* [Task requirements]: Leave out any picture and return the remaining listing below exactly as given.

* [Material to process]:

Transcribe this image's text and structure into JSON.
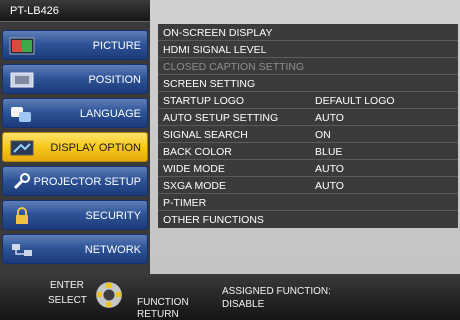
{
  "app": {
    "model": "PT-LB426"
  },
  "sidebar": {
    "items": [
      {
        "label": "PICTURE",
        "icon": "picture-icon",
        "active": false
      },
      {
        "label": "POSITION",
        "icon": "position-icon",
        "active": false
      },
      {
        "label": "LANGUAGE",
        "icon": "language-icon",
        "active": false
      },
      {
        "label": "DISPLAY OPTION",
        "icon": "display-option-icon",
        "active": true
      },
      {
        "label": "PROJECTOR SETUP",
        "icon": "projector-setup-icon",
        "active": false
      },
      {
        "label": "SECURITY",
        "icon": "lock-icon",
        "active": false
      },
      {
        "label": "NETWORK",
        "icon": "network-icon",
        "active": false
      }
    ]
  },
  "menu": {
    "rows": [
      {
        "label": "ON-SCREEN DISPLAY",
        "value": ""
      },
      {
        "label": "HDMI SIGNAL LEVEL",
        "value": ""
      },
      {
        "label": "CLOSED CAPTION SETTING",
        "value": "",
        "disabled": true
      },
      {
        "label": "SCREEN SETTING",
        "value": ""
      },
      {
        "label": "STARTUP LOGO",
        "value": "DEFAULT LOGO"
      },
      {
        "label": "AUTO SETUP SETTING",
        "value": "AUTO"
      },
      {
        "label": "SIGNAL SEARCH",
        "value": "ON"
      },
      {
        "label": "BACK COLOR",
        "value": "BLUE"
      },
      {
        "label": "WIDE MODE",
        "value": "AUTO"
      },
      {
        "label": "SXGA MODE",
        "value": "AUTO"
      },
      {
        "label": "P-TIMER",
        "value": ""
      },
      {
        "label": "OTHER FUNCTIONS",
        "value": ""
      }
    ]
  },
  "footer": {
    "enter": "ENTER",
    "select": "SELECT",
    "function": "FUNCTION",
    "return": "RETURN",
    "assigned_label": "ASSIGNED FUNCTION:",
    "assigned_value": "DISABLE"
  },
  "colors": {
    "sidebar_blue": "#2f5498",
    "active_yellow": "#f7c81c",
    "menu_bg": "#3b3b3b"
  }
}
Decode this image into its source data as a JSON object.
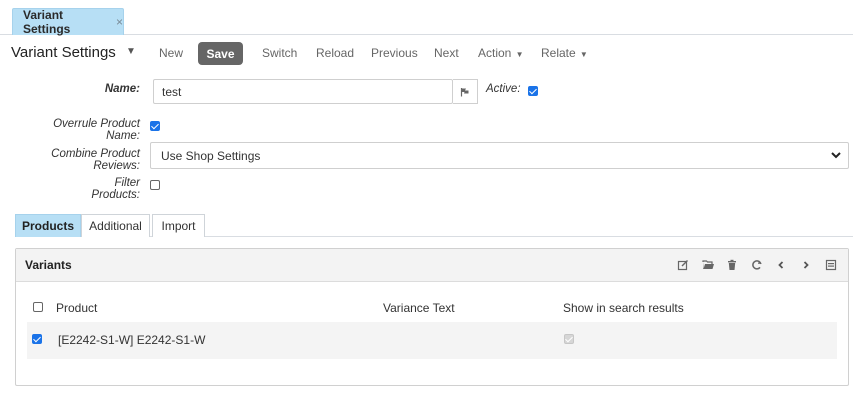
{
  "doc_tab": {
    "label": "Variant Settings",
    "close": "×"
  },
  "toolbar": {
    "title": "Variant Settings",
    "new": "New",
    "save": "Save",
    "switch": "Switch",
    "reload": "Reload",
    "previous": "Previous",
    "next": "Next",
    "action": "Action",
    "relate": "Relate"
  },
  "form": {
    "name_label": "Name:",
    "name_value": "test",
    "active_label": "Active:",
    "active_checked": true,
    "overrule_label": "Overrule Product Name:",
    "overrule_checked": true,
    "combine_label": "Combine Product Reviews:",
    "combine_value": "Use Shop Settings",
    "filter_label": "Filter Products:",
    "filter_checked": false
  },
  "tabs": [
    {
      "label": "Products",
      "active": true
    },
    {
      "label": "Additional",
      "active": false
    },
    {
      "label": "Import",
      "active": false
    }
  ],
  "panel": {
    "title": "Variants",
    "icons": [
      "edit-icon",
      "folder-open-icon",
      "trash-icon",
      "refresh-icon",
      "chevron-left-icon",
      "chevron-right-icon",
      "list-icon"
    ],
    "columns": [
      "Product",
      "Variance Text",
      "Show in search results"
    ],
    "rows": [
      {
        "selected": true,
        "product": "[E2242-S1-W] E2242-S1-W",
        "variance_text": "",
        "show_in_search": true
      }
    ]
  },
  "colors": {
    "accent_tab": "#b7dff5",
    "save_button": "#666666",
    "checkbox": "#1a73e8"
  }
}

* [Response]:
Transcribe this image's text and structure into JSON.
{
  "app": {
    "model": "PT-LB426"
  },
  "sidebar": {
    "items": [
      {
        "label": "PICTURE",
        "icon": "picture-icon",
        "active": false
      },
      {
        "label": "POSITION",
        "icon": "position-icon",
        "active": false
      },
      {
        "label": "LANGUAGE",
        "icon": "language-icon",
        "active": false
      },
      {
        "label": "DISPLAY OPTION",
        "icon": "display-option-icon",
        "active": true
      },
      {
        "label": "PROJECTOR SETUP",
        "icon": "projector-setup-icon",
        "active": false
      },
      {
        "label": "SECURITY",
        "icon": "lock-icon",
        "active": false
      },
      {
        "label": "NETWORK",
        "icon": "network-icon",
        "active": false
      }
    ]
  },
  "menu": {
    "rows": [
      {
        "label": "ON-SCREEN DISPLAY",
        "value": ""
      },
      {
        "label": "HDMI SIGNAL LEVEL",
        "value": ""
      },
      {
        "label": "CLOSED CAPTION SETTING",
        "value": "",
        "disabled": true
      },
      {
        "label": "SCREEN SETTING",
        "value": ""
      },
      {
        "label": "STARTUP LOGO",
        "value": "DEFAULT LOGO"
      },
      {
        "label": "AUTO SETUP SETTING",
        "value": "AUTO"
      },
      {
        "label": "SIGNAL SEARCH",
        "value": "ON"
      },
      {
        "label": "BACK COLOR",
        "value": "BLUE"
      },
      {
        "label": "WIDE MODE",
        "value": "AUTO"
      },
      {
        "label": "SXGA MODE",
        "value": "AUTO"
      },
      {
        "label": "P-TIMER",
        "value": ""
      },
      {
        "label": "OTHER FUNCTIONS",
        "value": ""
      }
    ]
  },
  "footer": {
    "enter": "ENTER",
    "select": "SELECT",
    "function": "FUNCTION",
    "return": "RETURN",
    "assigned_label": "ASSIGNED FUNCTION:",
    "assigned_value": "DISABLE"
  },
  "colors": {
    "sidebar_blue": "#2f5498",
    "active_yellow": "#f7c81c",
    "menu_bg": "#3b3b3b"
  }
}
Decode this image into its source data as a JSON object.
{
  "doc_tab": {
    "label": "Variant Settings",
    "close": "×"
  },
  "toolbar": {
    "title": "Variant Settings",
    "new": "New",
    "save": "Save",
    "switch": "Switch",
    "reload": "Reload",
    "previous": "Previous",
    "next": "Next",
    "action": "Action",
    "relate": "Relate"
  },
  "form": {
    "name_label": "Name:",
    "name_value": "test",
    "active_label": "Active:",
    "active_checked": true,
    "overrule_label": "Overrule Product Name:",
    "overrule_checked": true,
    "combine_label": "Combine Product Reviews:",
    "combine_value": "Use Shop Settings",
    "filter_label": "Filter Products:",
    "filter_checked": false
  },
  "tabs": [
    {
      "label": "Products",
      "active": true
    },
    {
      "label": "Additional",
      "active": false
    },
    {
      "label": "Import",
      "active": false
    }
  ],
  "panel": {
    "title": "Variants",
    "icons": [
      "edit-icon",
      "folder-open-icon",
      "trash-icon",
      "refresh-icon",
      "chevron-left-icon",
      "chevron-right-icon",
      "list-icon"
    ],
    "columns": [
      "Product",
      "Variance Text",
      "Show in search results"
    ],
    "rows": [
      {
        "selected": true,
        "product": "[E2242-S1-W] E2242-S1-W",
        "variance_text": "",
        "show_in_search": true
      }
    ]
  },
  "colors": {
    "accent_tab": "#b7dff5",
    "save_button": "#666666",
    "checkbox": "#1a73e8"
  }
}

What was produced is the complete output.